- Selection:
** START **
I will be extracting certain bits from log files using regular expressions to filter out bit of data. Initially I was going to do this with Python. I later started to think about the fastest way I can perform this task. This lead me to parallel programming. I remember hearing somewhere that Python can't be truly parallel. I'm by far an expert programmer. I have been playing with Java for a bit and I was considering parallel programming in Java to perform this task. I was wondering what would be the fastest way to perform this task?
-
1Sharing your research helps everyone. Tell us what you've tried and why it didn’t meet your needs. This demonstrates that you’ve taken the time to try to help yourself, it saves us from reiterating obvious answers, and most of all it helps you get a more specific and relevant answer. Also see How to Ask– gnatCommented Jan 17, 2014 at 22:17
-
1Why are you worrying about performance first? The first thing to worry about is solving the problem. Only then should you worry about performance, and only if needed. You didn't give us near enough info to help you solve the problem. As far as Python not being parallelizable, see wiki.python.org/moin/ParallelProcessing .– David HammenCommented Jan 17, 2014 at 22:27
-
@gnat I haven't tried this yet because before I joined this site, the gist that was given was "Q&A for professional programmers interested in conceptual questions about software development". So I am merely asking for a theoretical answer. Not really some clear examples. Sorry if this question was inappropriate or too abstract.– LiondancerCommented Jan 17, 2014 at 22:36
1 Answer
Assuming you are talking about speed of execution and not speed of development, C might be hard to beat. But I don't think it would beat Java or even Python by much these days. Python is largely a thin wrapper on C implementations, albeit with a more efficient syntax and richer library.
** END **
- Dataset content:
** START **
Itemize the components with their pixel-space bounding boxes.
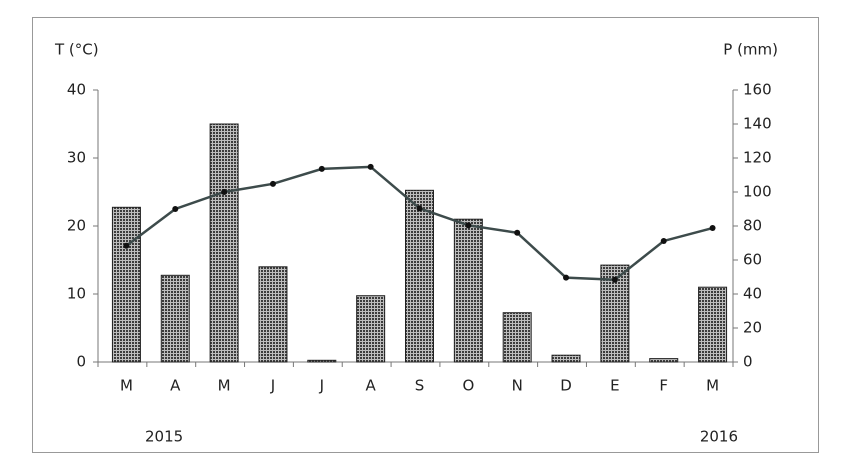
** END **
Quote the passage of the log-file parsing thread from "I will be extracting" to "perform this task?" word for word.

I will be extracting certain bits from log files using regular expressions to filter out bit of data. Initially I was going to do this with Python. I later started to think about the fastest way I can perform this task. This lead me to parallel programming. I remember hearing somewhere that Python can't be truly parallel. I'm by far an expert programmer. I have been playing with Java for a bit and I was considering parallel programming in Java to perform this task. I was wondering what would be the fastest way to perform this task?